**WRITTEN TASK**
Below is the data. Give it again, complete and exact.

**EXERCISE DATA**
··········

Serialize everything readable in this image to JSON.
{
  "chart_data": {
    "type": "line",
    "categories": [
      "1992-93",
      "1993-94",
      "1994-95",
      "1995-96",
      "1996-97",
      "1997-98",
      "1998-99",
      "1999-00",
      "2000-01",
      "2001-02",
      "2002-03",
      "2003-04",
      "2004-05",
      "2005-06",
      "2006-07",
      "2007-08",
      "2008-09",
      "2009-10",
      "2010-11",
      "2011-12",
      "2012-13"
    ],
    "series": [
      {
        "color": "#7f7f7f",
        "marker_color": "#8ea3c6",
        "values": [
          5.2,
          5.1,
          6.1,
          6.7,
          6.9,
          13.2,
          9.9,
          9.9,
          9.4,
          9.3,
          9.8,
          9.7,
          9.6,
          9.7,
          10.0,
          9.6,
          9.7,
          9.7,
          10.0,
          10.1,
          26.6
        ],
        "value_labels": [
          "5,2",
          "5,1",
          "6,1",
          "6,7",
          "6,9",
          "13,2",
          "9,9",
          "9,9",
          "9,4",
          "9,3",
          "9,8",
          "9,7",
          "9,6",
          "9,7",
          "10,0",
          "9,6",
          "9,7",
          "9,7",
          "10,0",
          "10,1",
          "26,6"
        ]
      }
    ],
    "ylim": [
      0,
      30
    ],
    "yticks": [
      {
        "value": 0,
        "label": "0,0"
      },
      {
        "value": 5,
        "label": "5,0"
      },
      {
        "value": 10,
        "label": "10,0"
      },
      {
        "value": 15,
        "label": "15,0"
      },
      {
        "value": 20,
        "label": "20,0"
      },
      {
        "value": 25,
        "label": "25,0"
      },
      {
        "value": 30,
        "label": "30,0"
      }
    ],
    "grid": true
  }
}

··········

**TASK RESULT**
Serialize everything readable in this image to JSON.
{
  "chart_data": {
    "type": "line",
    "categories": [
      "1992-93",
      "1993-94",
      "1994-95",
      "1995-96",
      "1996-97",
      "1997-98",
      "1998-99",
      "1999-00",
      "2000-01",
      "2001-02",
      "2002-03",
      "2003-04",
      "2004-05",
      "2005-06",
      "2006-07",
      "2007-08",
      "2008-09",
      "2009-10",
      "2010-11",
      "2011-12",
      "2012-13"
    ],
    "series": [
      {
        "color": "#7f7f7f",
        "marker_color": "#8ea3c6",
        "values": [
          5.2,
          5.1,
          6.1,
          6.7,
          6.9,
          13.2,
          9.9,
          9.9,
          9.4,
          9.3,
          9.8,
          9.7,
          9.6,
          9.7,
          10.0,
          9.6,
          9.7,
          9.7,
          10.0,
          10.1,
          26.6
        ],
        "value_labels": [
          "5,2",
          "5,1",
          "6,1",
          "6,7",
          "6,9",
          "13,2",
          "9,9",
          "9,9",
          "9,4",
          "9,3",
          "9,8",
          "9,7",
          "9,6",
          "9,7",
          "10,0",
          "9,6",
          "9,7",
          "9,7",
          "10,0",
          "10,1",
          "26,6"
        ]
      }
    ],
    "ylim": [
      0,
      30
    ],
    "yticks": [
      {
        "value": 0,
        "label": "0,0"
      },
      {
        "value": 5,
        "label": "5,0"
      },
      {
        "value": 10,
        "label": "10,0"
      },
      {
        "value": 15,
        "label": "15,0"
      },
      {
        "value": 20,
        "label": "20,0"
      },
      {
        "value": 25,
        "label": "25,0"
      },
      {
        "value": 30,
        "label": "30,0"
      }
    ],
    "grid": true
  }
}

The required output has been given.